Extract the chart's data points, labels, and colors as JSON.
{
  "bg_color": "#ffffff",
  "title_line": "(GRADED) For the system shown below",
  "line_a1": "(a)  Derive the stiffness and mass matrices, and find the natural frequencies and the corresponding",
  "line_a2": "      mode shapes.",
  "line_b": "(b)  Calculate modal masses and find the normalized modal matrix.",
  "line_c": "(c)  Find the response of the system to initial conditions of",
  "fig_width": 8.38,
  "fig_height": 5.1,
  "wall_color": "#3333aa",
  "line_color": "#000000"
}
■ ■ ■ ■ ■ ■ ■
Check every line of the data, and copy the ones that contain "system".

• RESULT:
  "title_line": "(GRADED) For the system shown below",
  "line_c": "(c)  Find the response of the system to initial conditions of",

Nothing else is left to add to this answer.